• [The exercise]: Check each line of the records below for the word "body" and copy those where it appears.

== Records supplied

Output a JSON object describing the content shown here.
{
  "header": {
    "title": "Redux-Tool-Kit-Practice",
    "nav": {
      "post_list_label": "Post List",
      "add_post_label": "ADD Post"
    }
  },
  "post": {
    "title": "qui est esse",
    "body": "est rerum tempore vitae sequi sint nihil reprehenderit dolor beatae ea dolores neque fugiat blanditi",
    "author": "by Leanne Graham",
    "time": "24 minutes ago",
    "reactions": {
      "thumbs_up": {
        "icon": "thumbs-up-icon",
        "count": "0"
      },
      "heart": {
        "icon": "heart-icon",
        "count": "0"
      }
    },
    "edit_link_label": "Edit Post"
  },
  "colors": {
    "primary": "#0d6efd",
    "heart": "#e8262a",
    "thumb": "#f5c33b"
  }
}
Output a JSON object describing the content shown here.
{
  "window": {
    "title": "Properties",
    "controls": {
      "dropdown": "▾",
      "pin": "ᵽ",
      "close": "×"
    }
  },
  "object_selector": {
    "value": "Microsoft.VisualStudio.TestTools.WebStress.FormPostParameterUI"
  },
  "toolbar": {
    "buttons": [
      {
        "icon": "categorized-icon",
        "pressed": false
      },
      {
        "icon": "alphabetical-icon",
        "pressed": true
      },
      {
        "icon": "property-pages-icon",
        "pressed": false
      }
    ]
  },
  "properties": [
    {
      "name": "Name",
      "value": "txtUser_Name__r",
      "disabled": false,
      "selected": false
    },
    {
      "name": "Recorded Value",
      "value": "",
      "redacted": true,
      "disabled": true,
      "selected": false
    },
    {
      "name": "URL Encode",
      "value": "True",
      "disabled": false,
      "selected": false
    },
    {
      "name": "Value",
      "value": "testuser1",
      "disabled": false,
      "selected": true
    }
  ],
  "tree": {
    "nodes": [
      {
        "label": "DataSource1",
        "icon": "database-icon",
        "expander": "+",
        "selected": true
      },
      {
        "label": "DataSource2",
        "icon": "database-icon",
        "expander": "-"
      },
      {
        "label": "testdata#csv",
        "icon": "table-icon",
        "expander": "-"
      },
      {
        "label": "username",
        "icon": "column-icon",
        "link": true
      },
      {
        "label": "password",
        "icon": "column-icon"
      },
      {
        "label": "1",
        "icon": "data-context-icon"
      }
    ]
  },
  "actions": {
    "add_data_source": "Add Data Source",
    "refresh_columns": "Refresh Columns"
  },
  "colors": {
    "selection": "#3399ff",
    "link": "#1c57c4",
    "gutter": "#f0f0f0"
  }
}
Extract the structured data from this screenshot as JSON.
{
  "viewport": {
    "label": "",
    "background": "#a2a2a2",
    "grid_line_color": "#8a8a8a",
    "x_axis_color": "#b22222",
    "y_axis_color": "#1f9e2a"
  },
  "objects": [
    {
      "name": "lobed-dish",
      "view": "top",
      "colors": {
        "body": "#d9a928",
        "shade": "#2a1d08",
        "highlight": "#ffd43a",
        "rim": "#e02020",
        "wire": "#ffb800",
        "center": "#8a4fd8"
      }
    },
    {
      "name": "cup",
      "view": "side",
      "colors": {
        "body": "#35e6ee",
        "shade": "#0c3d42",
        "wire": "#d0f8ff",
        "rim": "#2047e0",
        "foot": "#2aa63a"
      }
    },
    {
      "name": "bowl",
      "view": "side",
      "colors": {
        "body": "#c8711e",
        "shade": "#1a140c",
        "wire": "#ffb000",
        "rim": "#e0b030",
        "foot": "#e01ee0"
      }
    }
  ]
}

====

• [Answer in full]:
    "body": "est rerum tempore vitae sequi sint nihil reprehenderit dolor beatae ea dolores neque fugiat blanditi",
        "body": "#d9a928",
        "body": "#35e6ee",
        "body": "#c8711e",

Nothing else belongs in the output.